Stated goal
Copy out each line that includes the word "text".

· · · · · · ·

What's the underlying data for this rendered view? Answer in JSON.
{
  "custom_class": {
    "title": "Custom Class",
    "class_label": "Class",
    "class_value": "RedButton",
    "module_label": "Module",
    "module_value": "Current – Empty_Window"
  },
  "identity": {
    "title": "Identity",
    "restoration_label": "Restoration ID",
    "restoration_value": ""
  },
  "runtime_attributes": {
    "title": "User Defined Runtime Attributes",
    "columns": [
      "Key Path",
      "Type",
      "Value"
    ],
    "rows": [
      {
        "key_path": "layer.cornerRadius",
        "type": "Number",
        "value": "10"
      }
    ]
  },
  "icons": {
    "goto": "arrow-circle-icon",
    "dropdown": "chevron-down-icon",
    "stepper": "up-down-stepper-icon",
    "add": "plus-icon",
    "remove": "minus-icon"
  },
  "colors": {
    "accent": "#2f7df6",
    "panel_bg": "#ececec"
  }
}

· · · · · · ·

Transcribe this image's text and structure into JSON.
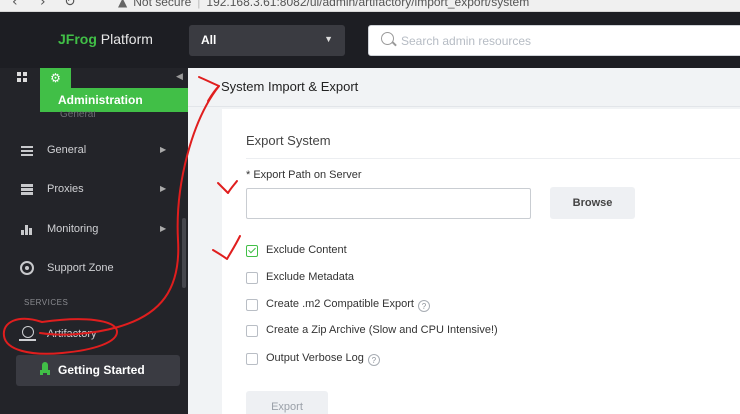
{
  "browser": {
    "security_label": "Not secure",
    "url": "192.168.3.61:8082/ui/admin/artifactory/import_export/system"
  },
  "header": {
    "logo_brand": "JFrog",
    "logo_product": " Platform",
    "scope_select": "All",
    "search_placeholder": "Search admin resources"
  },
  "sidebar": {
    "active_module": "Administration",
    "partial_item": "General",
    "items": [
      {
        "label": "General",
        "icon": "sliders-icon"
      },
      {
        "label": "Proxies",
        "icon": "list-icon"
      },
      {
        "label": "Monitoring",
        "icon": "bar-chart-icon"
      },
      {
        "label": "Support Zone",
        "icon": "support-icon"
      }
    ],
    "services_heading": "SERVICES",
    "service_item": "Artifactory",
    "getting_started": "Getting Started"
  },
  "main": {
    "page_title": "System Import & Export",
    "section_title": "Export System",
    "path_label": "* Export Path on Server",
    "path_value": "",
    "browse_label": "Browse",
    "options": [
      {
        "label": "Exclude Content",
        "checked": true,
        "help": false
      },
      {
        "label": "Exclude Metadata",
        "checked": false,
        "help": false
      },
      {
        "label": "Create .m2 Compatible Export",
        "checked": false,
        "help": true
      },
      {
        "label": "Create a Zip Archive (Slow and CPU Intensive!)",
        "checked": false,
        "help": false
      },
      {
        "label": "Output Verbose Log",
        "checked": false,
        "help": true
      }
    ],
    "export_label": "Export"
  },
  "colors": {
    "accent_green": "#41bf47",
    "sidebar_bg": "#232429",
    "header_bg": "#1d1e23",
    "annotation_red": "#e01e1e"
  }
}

· · · · · · ·

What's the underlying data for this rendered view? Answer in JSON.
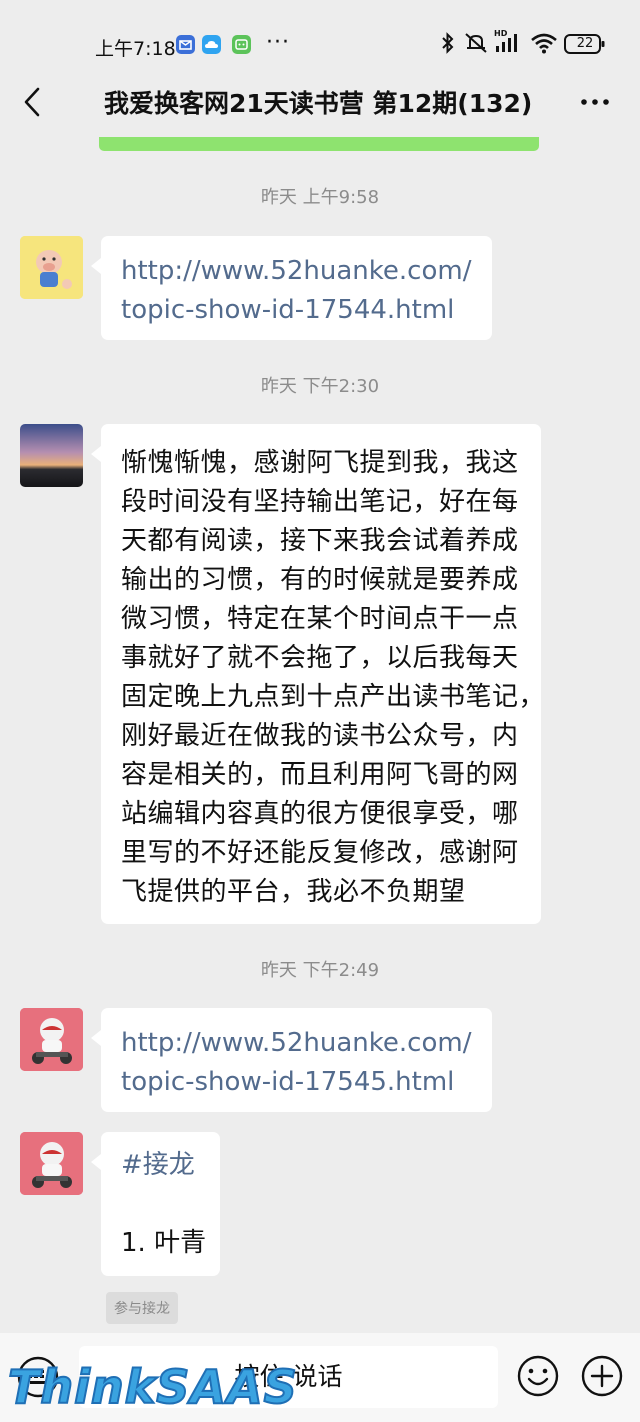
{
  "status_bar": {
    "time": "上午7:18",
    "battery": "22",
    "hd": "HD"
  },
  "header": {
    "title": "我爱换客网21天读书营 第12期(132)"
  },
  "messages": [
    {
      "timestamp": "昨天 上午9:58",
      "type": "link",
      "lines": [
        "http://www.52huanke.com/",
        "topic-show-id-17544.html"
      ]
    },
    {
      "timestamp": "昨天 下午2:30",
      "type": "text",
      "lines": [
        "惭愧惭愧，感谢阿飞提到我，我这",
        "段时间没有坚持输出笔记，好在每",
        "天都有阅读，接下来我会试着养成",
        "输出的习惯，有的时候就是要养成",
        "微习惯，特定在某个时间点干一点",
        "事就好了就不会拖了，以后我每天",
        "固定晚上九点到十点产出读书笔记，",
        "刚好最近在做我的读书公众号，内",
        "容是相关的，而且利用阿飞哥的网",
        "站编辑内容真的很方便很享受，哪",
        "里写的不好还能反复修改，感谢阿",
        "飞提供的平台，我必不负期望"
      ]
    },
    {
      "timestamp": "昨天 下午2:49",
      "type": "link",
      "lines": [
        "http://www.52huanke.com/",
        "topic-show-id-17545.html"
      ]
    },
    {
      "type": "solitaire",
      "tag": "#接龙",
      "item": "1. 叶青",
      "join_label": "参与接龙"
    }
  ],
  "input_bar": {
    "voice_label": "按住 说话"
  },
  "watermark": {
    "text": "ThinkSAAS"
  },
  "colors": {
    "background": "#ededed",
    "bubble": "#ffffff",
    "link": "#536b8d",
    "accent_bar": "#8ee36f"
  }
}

· · · · · · ·

Final result
Transcribe this image's text and structure into JSON.
      "type": "text",
    "text": "ThinkSAAS"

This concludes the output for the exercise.